Supplied records |
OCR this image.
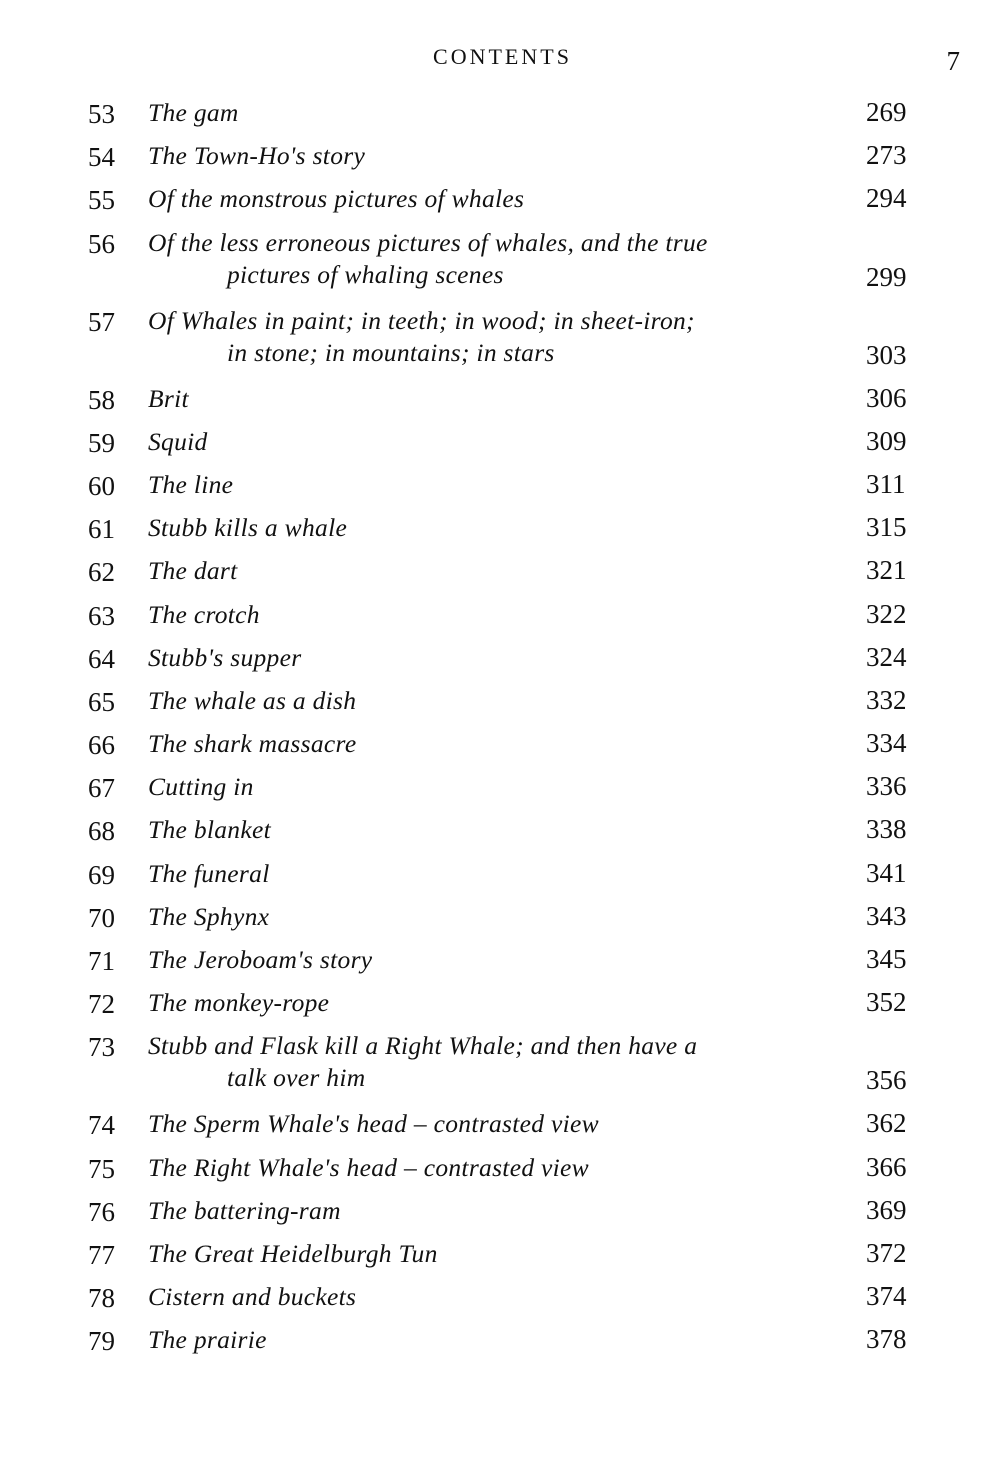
CONTENTS	7
53 The gam	269
54 The Town-Ho's story	273
55 Of the monstrous pictures of whales	294
56 Of the less erroneous pictures of whales, and the true
pictures of whaling scenes	299
57 Of Whales in paint; in teeth; in wood; in sheet-iron;
in stone; in mountains; in stars	303
58 Brit	306
59 Squid	309
60 The line	311
61 Stubb kills a whale	315
62 The dart	321
63 The crotch	322
64 Stubb's supper	324
65 The whale as a dish	332
66 The shark massacre	334
67 Cutting in	336
68 The blanket	338
69 The funeral	341
70 The Sphynx	343
71 The Jeroboam's story	345
72 The monkey-rope	352
73 Stubb and Flask kill a Right Whale; and then have a
talk over him	356
74 The Sperm Whale's head – contrasted view	362
75 The Right Whale's head – contrasted view	366
76 The battering-ram	369
77 The Great Heidelburgh Tun	372
78 Cistern and buckets	374
79 The prairie	378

Stated task | Transcribe the whole listing exactly. Pictures are excluded.

Correct output |
OCR this image.
CONTENTS	7
53 The gam	269
54 The Town-Ho's story	273
55 Of the monstrous pictures of whales	294
56 Of the less erroneous pictures of whales, and the true
pictures of whaling scenes	299
57 Of Whales in paint; in teeth; in wood; in sheet-iron;
in stone; in mountains; in stars	303
58 Brit	306
59 Squid	309
60 The line	311
61 Stubb kills a whale	315
62 The dart	321
63 The crotch	322
64 Stubb's supper	324
65 The whale as a dish	332
66 The shark massacre	334
67 Cutting in	336
68 The blanket	338
69 The funeral	341
70 The Sphynx	343
71 The Jeroboam's story	345
72 The monkey-rope	352
73 Stubb and Flask kill a Right Whale; and then have a
talk over him	356
74 The Sperm Whale's head – contrasted view	362
75 The Right Whale's head – contrasted view	366
76 The battering-ram	369
77 The Great Heidelburgh Tun	372
78 Cistern and buckets	374
79 The prairie	378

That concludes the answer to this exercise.